• Document:
--- begin ---
UNITED NATIONS -- The Bush administration's decision to let India obtain nuclear technology from the United States is renewing long-held fears that it could result in further proliferation of nuclear weapons around the world.
''It will allow India to increase its capacity to make nuclear weapons material,'' Zia Mian, professor of global security and environment at Princeton University, told OneWorld. ''[It] will increase the nuclear danger in South Asia.''
Last week, senior U.S. officials announced they finalized a deal with India over the supply of nuclear technology. In reaching the agreement, India assured the U.S. government that it would use the imported technology for civilian, not military purposes.
But critics of the accord say it's hard for them to believe that India, which possesses a significant amount of nuclear warheads, would live up to its promise.
''[It] may promote not only a possible arms race between India and Pakistan, but also [between] India and China, as well,'' said John Boroughs of the New York-based Lawyers Committee for Nuclear Policy, reflecting on the deal between Washington and New Delhi.
Like many others, both Mian and Boroughs also think the agreement would undermine prospects for global treaties on nuclear restraint and disarmament.
--- end ---
• Exercise set:
a. In the article on the U.S.-India nuclear deal, what did India assure the U.S. government regarding the imported technology?
b. Reproduce the passage of the nuclear deal article starting at "But critics of" and ending at "to its promise.".

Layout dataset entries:
--- begin ---
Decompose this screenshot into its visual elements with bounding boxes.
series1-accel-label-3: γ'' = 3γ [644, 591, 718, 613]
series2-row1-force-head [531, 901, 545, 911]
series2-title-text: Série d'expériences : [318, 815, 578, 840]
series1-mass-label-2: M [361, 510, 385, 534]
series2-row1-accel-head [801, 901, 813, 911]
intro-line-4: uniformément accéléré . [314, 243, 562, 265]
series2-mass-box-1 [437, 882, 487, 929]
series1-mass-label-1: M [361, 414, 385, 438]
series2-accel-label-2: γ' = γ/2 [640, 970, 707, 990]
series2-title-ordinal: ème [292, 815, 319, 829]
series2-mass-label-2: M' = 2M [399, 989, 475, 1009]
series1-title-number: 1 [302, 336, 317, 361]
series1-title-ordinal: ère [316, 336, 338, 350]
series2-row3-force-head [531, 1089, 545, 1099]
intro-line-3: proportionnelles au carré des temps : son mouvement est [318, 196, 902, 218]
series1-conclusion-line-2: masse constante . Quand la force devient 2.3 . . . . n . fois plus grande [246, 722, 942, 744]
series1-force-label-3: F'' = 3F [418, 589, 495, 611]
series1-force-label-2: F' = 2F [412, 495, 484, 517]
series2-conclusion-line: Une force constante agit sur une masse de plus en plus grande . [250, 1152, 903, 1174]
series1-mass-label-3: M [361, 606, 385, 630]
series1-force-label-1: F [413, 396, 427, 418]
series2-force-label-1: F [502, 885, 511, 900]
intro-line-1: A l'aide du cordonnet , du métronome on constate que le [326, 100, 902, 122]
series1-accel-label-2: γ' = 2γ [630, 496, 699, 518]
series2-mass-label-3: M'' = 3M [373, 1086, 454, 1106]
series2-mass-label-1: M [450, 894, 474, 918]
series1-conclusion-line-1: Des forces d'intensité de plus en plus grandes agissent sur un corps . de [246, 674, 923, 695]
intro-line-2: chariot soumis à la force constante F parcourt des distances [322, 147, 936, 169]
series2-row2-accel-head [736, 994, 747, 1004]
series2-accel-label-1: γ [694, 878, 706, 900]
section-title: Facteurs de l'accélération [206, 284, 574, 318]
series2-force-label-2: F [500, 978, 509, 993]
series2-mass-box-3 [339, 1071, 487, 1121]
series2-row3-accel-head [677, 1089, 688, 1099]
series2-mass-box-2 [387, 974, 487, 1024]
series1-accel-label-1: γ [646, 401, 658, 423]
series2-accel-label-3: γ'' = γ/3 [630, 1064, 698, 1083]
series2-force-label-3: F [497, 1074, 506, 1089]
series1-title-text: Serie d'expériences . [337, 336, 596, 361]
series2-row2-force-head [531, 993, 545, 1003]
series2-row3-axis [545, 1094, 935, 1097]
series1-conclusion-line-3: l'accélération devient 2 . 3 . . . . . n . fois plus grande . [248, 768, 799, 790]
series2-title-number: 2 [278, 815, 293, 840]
--- end ---
• Full answers:
a. India assured the U.S. government that it would use the imported technology for civilian, not military, purposes.

b.
But critics of the accord say it's hard for them to believe that India, which possesses a significant amount of nuclear warheads, would live up to its promise.